- _WRITTEN TASK_
Do any lines in the data below contain "Transparency"? If so, copy every one of them.

- _Stored records_
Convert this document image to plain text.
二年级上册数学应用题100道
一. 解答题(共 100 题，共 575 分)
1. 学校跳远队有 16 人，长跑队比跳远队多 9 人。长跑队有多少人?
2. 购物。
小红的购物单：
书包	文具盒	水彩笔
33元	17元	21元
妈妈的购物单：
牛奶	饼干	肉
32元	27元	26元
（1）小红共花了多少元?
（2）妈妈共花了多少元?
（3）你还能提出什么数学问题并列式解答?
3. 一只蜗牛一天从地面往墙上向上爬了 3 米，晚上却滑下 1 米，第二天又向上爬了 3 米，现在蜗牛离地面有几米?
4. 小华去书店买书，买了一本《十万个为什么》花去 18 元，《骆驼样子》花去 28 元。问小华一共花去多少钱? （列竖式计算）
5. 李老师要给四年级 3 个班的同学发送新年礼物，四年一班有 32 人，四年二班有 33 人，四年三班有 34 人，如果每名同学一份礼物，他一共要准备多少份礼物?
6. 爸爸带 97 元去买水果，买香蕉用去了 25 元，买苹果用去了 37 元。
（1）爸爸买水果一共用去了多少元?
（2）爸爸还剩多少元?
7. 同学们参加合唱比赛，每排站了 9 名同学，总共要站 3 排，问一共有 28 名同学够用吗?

* * *

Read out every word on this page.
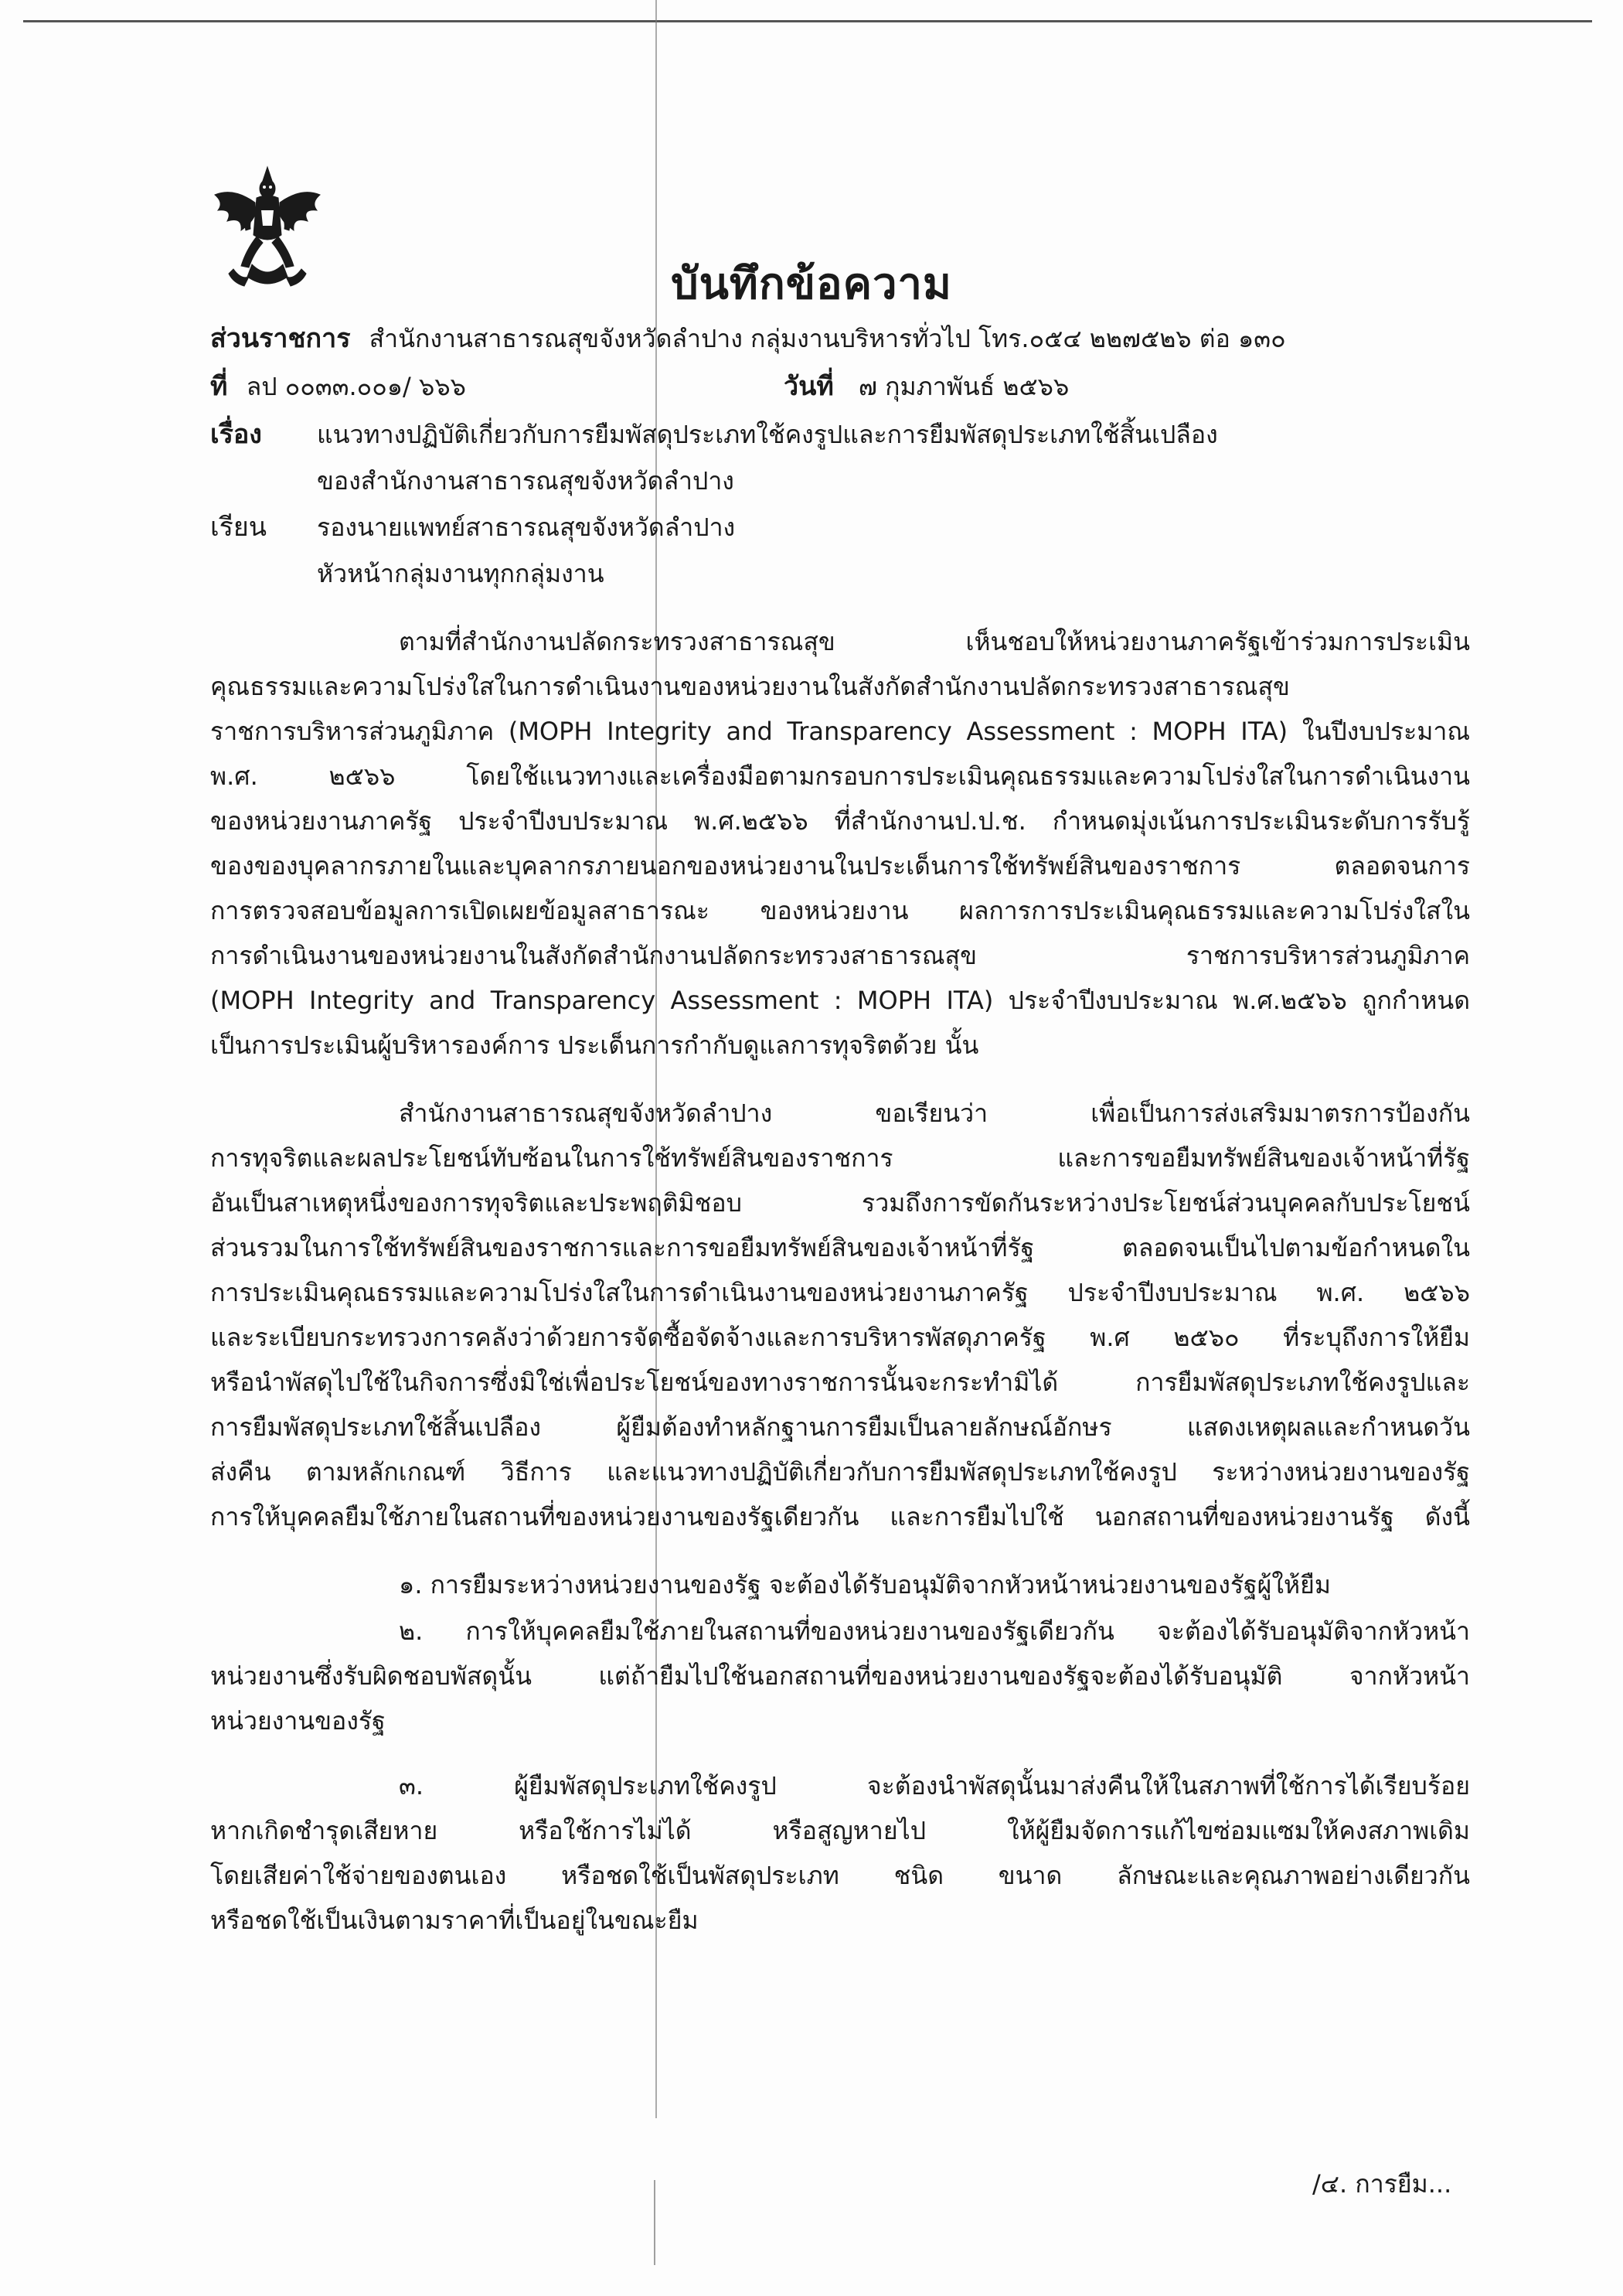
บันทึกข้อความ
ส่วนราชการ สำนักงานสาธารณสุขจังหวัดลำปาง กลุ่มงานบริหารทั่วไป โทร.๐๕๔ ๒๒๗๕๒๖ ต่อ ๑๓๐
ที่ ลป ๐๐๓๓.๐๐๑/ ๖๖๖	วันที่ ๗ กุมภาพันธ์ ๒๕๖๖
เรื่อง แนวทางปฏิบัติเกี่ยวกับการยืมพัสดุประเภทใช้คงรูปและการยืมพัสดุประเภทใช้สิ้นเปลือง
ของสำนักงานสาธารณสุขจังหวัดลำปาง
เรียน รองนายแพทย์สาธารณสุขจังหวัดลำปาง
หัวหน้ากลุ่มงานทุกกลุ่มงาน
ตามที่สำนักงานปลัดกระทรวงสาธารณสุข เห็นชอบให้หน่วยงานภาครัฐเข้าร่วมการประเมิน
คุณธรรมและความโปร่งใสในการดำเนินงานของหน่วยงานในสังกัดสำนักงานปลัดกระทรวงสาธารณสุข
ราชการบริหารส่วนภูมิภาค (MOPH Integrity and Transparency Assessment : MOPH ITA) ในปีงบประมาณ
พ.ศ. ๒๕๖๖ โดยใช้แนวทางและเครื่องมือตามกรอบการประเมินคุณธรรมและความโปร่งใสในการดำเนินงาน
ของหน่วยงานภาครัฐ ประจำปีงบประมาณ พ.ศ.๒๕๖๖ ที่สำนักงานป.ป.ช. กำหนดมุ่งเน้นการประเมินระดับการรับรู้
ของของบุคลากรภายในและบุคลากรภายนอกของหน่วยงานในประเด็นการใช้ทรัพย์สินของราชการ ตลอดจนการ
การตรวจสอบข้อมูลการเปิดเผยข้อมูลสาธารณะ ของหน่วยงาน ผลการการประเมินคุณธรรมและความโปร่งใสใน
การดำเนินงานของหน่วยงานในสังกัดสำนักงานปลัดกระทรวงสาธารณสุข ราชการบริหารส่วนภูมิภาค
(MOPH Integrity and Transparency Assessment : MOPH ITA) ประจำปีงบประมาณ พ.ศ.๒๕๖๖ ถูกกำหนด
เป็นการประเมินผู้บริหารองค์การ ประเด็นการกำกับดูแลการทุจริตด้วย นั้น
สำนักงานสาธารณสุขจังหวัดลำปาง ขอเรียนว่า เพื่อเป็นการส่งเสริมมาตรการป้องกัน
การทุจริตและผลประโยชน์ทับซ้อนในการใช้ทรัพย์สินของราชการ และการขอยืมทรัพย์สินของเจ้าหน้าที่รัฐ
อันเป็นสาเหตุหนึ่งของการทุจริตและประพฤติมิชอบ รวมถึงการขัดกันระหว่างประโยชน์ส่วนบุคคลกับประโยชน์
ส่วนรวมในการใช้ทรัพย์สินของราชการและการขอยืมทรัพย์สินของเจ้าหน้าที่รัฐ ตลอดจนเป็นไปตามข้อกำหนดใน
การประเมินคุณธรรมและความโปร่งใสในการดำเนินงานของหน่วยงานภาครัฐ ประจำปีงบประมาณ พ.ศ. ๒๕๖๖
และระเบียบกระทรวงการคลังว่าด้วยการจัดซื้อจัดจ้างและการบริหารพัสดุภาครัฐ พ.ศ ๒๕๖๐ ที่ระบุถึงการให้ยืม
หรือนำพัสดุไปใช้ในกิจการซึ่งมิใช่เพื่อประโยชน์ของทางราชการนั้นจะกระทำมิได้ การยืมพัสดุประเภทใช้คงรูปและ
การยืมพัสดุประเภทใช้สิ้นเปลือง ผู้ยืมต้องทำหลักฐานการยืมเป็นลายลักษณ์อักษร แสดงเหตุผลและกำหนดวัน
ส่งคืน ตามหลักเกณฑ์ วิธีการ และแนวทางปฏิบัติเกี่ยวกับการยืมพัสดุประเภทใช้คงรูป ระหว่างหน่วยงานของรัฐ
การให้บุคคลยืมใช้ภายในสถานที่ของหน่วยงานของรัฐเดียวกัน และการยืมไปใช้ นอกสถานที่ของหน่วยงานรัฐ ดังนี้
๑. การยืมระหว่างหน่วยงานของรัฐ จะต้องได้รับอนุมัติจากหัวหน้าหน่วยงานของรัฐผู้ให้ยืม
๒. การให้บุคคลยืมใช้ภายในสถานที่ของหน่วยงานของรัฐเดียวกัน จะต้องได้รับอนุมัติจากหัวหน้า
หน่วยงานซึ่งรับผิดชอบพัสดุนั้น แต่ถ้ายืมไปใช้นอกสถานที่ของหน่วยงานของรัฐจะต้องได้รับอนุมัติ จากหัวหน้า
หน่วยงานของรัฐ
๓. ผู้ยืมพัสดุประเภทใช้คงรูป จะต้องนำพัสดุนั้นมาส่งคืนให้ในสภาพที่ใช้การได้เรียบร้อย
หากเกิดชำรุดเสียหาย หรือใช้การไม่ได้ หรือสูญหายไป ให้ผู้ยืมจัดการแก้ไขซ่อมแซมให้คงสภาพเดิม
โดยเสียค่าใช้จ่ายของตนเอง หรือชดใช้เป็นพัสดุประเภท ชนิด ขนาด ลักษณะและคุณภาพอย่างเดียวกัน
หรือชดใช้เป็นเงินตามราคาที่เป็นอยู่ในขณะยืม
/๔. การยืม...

==

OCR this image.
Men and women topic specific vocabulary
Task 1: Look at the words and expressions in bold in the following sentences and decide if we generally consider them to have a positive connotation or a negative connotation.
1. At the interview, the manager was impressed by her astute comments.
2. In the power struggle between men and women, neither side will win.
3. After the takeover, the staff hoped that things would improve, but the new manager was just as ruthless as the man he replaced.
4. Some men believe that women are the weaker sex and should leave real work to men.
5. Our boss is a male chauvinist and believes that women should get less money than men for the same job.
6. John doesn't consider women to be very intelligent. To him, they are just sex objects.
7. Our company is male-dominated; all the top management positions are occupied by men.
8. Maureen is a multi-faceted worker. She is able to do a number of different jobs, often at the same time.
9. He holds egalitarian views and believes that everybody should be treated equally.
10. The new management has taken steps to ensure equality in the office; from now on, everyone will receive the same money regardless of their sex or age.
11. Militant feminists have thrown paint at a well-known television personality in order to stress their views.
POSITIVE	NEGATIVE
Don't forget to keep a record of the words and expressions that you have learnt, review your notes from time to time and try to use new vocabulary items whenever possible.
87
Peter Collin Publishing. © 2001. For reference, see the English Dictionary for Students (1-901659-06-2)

- _RESULT_
ราชการบริหารส่วนภูมิภาค (MOPH Integrity and Transparency Assessment : MOPH ITA) ในปีงบประมาณ
(MOPH Integrity and Transparency Assessment : MOPH ITA) ประจำปีงบประมาณ พ.ศ.๒๕๖๖ ถูกกำหนด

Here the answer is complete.